### Exercise
Copy out all the lines in the records that include the word "Temperaturas".

(Extracted records)
___

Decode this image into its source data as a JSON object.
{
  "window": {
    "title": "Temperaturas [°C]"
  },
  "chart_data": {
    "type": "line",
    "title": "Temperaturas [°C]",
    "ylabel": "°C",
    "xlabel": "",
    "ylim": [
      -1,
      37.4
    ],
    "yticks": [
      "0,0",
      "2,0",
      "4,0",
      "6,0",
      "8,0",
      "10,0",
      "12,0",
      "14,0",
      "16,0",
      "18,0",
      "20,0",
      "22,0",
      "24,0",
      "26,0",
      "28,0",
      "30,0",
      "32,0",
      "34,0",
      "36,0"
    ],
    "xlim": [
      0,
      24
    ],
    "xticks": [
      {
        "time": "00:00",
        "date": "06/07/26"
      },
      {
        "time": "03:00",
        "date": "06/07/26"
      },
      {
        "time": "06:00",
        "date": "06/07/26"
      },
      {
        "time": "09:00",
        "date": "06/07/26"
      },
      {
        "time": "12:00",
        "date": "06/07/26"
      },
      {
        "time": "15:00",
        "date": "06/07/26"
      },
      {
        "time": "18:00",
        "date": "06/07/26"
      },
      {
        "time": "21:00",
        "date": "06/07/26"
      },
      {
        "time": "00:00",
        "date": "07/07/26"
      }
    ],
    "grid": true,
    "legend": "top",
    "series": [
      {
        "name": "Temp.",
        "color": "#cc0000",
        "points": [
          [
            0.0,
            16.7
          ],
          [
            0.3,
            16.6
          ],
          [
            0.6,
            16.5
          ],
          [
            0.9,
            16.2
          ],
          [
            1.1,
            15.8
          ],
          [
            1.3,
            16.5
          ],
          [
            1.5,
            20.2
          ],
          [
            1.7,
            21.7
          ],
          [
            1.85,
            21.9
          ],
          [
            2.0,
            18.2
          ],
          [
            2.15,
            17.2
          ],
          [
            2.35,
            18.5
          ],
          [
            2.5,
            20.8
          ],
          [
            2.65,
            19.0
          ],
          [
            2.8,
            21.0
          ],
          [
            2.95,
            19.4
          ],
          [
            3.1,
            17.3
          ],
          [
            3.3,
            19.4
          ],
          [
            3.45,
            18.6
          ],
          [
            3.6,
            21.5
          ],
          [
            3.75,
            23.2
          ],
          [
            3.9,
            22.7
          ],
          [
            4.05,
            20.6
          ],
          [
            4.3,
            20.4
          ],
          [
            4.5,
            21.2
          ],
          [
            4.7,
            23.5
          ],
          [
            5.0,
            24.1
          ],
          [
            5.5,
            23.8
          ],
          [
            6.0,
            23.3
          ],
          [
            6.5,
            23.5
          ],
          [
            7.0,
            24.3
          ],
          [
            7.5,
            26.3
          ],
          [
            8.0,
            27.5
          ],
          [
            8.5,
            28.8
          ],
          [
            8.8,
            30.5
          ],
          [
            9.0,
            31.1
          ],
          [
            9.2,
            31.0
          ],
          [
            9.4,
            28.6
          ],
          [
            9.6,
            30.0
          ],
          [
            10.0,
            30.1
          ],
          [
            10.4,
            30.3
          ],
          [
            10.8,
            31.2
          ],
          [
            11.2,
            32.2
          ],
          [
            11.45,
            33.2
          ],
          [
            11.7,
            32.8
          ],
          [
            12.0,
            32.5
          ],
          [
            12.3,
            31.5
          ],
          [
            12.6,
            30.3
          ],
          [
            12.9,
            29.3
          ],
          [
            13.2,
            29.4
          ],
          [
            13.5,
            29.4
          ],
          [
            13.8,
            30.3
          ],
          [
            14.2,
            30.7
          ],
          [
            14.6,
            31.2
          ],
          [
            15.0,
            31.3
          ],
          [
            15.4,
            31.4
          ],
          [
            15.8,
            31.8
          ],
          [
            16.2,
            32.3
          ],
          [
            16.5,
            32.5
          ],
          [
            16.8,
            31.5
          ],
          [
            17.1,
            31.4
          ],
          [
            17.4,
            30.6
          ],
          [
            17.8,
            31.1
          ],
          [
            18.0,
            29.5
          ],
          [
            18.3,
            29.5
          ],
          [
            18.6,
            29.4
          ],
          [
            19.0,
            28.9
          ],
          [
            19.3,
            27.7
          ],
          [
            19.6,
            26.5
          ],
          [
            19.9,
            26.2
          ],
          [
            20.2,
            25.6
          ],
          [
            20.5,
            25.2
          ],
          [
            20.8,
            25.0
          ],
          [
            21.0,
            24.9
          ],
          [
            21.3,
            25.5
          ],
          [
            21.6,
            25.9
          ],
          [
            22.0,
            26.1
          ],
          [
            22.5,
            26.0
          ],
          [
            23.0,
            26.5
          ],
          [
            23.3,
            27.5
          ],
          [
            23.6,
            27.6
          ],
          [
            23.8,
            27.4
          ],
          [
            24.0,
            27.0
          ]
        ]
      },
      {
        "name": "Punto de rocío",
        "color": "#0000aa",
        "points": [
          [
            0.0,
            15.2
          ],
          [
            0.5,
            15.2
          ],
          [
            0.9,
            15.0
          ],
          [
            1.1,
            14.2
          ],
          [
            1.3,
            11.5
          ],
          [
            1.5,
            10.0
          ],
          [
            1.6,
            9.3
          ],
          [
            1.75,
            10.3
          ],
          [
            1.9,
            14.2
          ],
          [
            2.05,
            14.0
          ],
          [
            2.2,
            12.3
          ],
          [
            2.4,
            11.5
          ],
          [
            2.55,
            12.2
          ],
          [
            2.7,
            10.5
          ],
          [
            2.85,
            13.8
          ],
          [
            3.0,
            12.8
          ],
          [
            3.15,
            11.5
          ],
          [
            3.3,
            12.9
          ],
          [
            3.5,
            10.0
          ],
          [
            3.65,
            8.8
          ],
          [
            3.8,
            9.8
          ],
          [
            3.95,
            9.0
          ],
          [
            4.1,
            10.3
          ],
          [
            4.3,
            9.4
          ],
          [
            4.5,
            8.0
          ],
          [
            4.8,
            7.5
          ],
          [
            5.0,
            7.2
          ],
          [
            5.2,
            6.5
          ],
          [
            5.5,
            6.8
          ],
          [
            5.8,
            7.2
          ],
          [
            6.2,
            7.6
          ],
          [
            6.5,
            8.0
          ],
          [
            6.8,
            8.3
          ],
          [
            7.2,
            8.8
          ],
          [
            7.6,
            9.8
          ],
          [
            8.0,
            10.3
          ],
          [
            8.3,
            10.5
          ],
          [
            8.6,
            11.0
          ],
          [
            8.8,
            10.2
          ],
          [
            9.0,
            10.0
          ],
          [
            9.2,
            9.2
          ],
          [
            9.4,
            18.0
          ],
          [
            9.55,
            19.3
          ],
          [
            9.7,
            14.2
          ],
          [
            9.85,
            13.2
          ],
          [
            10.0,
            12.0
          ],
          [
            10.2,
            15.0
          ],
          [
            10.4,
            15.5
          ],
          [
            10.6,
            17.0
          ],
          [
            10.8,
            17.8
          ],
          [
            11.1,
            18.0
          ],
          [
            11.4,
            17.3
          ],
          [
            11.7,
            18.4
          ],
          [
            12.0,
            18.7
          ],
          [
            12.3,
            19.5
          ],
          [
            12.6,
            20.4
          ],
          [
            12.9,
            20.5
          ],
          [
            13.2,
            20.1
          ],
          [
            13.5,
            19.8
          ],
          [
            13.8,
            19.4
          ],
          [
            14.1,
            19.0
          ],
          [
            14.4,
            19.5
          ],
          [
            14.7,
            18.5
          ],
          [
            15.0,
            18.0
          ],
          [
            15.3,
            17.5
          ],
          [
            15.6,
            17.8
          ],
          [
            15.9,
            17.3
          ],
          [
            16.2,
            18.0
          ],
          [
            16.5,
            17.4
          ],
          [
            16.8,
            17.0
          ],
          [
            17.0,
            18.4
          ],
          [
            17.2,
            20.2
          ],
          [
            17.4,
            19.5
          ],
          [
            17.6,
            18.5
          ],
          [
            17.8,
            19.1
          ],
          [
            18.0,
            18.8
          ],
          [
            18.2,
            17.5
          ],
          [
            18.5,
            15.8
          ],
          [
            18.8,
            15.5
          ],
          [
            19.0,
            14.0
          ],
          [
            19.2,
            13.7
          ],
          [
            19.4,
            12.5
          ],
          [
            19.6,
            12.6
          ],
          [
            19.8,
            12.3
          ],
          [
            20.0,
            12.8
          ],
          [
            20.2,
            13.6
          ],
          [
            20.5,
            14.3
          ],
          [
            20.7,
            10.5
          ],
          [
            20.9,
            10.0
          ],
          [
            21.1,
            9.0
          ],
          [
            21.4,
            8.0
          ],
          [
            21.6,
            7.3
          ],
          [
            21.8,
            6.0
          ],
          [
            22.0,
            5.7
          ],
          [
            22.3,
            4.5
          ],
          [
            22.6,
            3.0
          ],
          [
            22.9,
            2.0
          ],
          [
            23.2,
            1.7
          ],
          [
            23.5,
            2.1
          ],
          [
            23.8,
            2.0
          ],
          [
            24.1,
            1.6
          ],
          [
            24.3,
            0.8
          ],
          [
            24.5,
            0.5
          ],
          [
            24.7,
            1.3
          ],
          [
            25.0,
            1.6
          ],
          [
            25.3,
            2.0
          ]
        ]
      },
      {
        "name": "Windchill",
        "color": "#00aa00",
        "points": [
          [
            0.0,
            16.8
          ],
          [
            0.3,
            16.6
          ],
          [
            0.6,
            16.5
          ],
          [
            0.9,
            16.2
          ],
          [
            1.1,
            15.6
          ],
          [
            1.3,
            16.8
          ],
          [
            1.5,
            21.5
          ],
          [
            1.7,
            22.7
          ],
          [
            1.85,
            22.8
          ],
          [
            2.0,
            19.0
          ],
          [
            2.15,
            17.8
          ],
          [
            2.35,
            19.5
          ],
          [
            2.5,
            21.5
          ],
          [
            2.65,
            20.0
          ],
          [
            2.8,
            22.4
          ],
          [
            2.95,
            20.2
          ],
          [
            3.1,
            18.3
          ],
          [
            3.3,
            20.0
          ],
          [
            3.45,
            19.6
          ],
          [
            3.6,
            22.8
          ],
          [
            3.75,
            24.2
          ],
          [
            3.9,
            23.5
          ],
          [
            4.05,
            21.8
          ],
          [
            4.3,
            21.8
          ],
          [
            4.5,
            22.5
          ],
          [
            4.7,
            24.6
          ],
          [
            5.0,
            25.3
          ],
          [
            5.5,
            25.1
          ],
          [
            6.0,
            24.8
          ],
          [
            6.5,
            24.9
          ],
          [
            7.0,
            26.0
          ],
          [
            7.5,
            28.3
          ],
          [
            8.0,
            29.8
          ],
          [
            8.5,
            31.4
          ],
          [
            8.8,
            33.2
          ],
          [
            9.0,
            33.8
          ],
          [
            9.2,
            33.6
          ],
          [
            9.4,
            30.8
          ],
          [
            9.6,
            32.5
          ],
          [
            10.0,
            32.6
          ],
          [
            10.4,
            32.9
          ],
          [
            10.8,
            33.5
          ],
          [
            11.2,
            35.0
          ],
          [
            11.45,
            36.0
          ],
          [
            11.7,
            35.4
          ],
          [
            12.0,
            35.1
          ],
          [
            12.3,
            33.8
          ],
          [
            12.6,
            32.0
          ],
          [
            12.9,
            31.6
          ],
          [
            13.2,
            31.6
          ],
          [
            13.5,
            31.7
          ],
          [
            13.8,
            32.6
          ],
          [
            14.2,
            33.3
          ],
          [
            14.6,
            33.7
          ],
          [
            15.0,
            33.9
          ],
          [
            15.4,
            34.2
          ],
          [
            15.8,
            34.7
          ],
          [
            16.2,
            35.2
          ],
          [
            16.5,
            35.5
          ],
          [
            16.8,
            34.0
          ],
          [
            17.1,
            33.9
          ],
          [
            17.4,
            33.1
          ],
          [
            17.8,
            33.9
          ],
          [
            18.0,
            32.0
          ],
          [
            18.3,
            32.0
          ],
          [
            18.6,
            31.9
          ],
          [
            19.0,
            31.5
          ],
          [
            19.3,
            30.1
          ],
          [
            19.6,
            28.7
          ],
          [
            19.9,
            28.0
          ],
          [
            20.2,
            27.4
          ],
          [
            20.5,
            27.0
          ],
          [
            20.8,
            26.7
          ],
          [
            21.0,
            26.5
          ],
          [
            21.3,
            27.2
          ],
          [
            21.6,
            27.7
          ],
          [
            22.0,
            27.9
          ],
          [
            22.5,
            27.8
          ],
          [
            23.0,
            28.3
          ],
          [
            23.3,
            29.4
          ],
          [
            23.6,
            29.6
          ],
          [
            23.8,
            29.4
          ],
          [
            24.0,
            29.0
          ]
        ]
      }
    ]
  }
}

___

### The response
    "title": "Temperaturas [°C]"
    "title": "Temperaturas [°C]",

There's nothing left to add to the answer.